*** Opening Dataset extract ***

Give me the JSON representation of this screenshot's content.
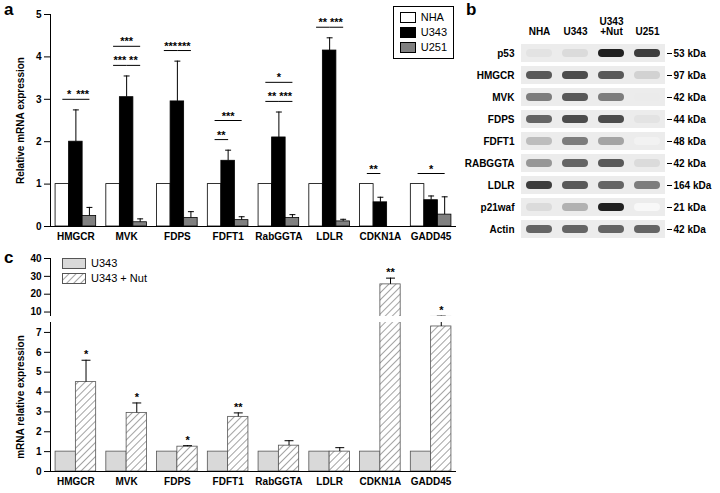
{
  "chart_data": [
    {
      "type": "bar",
      "title": "a",
      "y_label": "Relative mRNA expression",
      "categories": [
        "HMGCR",
        "MVK",
        "FDPS",
        "FDFT1",
        "RabGGTA",
        "LDLR",
        "CDKN1A",
        "GADD45"
      ],
      "series": [
        {
          "name": "NHA",
          "color": "#ffffff",
          "values": [
            1,
            1,
            1,
            1,
            1,
            1,
            1,
            1
          ]
        },
        {
          "name": "U343",
          "color": "#000000",
          "values": [
            2.0,
            3.05,
            2.95,
            1.55,
            2.1,
            4.15,
            0.57,
            0.62
          ],
          "errors": [
            0.75,
            0.5,
            0.95,
            0.25,
            0.6,
            0.3,
            0.12,
            0.1
          ]
        },
        {
          "name": "U251",
          "color": "#808080",
          "values": [
            0.25,
            0.1,
            0.2,
            0.15,
            0.2,
            0.12,
            null,
            0.28
          ],
          "errors": [
            0.2,
            0.08,
            0.15,
            0.08,
            0.08,
            0.05,
            null,
            0.42
          ]
        }
      ],
      "ylim": [
        0,
        5
      ],
      "yticks": [
        0,
        1,
        2,
        3,
        4,
        5
      ],
      "legend": "top-right",
      "annotations": [
        {
          "category": "HMGCR",
          "from": "NHA",
          "to": "U343",
          "text": "*"
        },
        {
          "category": "HMGCR",
          "from": "U343",
          "to": "U251",
          "text": "***"
        },
        {
          "category": "MVK",
          "from": "NHA",
          "to": "U343",
          "text": "***"
        },
        {
          "category": "MVK",
          "from": "U343",
          "to": "U251",
          "text": "**"
        },
        {
          "category": "MVK",
          "from": "NHA",
          "to": "U251",
          "text": "***"
        },
        {
          "category": "FDPS",
          "from": "NHA",
          "to": "U343",
          "text": "***"
        },
        {
          "category": "FDPS",
          "from": "U343",
          "to": "U251",
          "text": "***"
        },
        {
          "category": "FDFT1",
          "from": "NHA",
          "to": "U343",
          "text": "**"
        },
        {
          "category": "FDFT1",
          "from": "NHA",
          "to": "U251",
          "text": "***"
        },
        {
          "category": "RabGGTA",
          "from": "NHA",
          "to": "U343",
          "text": "**"
        },
        {
          "category": "RabGGTA",
          "from": "U343",
          "to": "U251",
          "text": "***"
        },
        {
          "category": "RabGGTA",
          "from": "NHA",
          "to": "U251",
          "text": "*"
        },
        {
          "category": "LDLR",
          "from": "NHA",
          "to": "U343",
          "text": "**"
        },
        {
          "category": "LDLR",
          "from": "U343",
          "to": "U251",
          "text": "***"
        },
        {
          "category": "CDKN1A",
          "from": "NHA",
          "to": "U343",
          "text": "**"
        },
        {
          "category": "GADD45",
          "from": "NHA",
          "to": "U251",
          "text": "*"
        }
      ]
    },
    {
      "type": "blot",
      "title": "b",
      "lanes": [
        "NHA",
        "U343",
        "U343\n+Nut",
        "U251"
      ],
      "rows": [
        "p53",
        "HMGCR",
        "MVK",
        "FDPS",
        "FDFT1",
        "RABGGTA",
        "LDLR",
        "p21waf",
        "Actin"
      ],
      "sizes": [
        "53 kDa",
        "97 kDa",
        "42 kDa",
        "44 kDa",
        "48 kDa",
        "42 kDa",
        "164 kDa",
        "21 kDa",
        "42 kDa"
      ],
      "intensity": [
        [
          0.15,
          0.2,
          0.95,
          0.85
        ],
        [
          0.75,
          0.8,
          0.75,
          0.25
        ],
        [
          0.6,
          0.75,
          0.6,
          0.1
        ],
        [
          0.7,
          0.8,
          0.8,
          0.15
        ],
        [
          0.35,
          0.6,
          0.45,
          0.05
        ],
        [
          0.5,
          0.7,
          0.75,
          0.2
        ],
        [
          0.85,
          0.75,
          0.7,
          0.6
        ],
        [
          0.2,
          0.4,
          0.95,
          0.0
        ],
        [
          0.7,
          0.7,
          0.7,
          0.7
        ]
      ]
    },
    {
      "type": "bar",
      "title": "c",
      "y_label": "mRNA relative expression",
      "categories": [
        "HMGCR",
        "MVK",
        "FDPS",
        "FDFT1",
        "RabGGTA",
        "LDLR",
        "CDKN1A",
        "GADD45"
      ],
      "series": [
        {
          "name": "U343",
          "color": "#d9d9d9",
          "values": [
            1,
            1,
            1,
            1,
            1,
            1,
            1,
            1
          ]
        },
        {
          "name": "U343 + Nut",
          "color": "#8c8c8c",
          "marker": "hatch",
          "values": [
            4.5,
            2.95,
            1.25,
            2.75,
            1.3,
            1.0,
            25.5,
            7.3
          ],
          "errors": [
            1.1,
            0.5,
            0.05,
            0.2,
            0.25,
            0.2,
            3.5,
            0.4
          ]
        }
      ],
      "ylim": [
        0,
        40
      ],
      "yticks": [
        0,
        1,
        2,
        3,
        4,
        5,
        6,
        7,
        10,
        20,
        30,
        40
      ],
      "y_segments": [
        [
          7.5,
          40
        ],
        [
          0,
          7.5
        ]
      ],
      "legend": "top-left",
      "annotations": [
        {
          "category": "HMGCR",
          "series": "U343 + Nut",
          "text": "*"
        },
        {
          "category": "MVK",
          "series": "U343 + Nut",
          "text": "*"
        },
        {
          "category": "FDPS",
          "series": "U343 + Nut",
          "text": "*"
        },
        {
          "category": "FDFT1",
          "series": "U343 + Nut",
          "text": "**"
        },
        {
          "category": "CDKN1A",
          "series": "U343 + Nut",
          "text": "**"
        },
        {
          "category": "GADD45",
          "series": "U343 + Nut",
          "text": "*"
        }
      ]
    }
  ]
}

*** Closing Dataset extract ***

* [What is required]: Search the listing for "expression" and copy each line holding it.

* [Output below]:
      "y_label": "Relative mRNA expression",
      "y_label": "mRNA relative expression",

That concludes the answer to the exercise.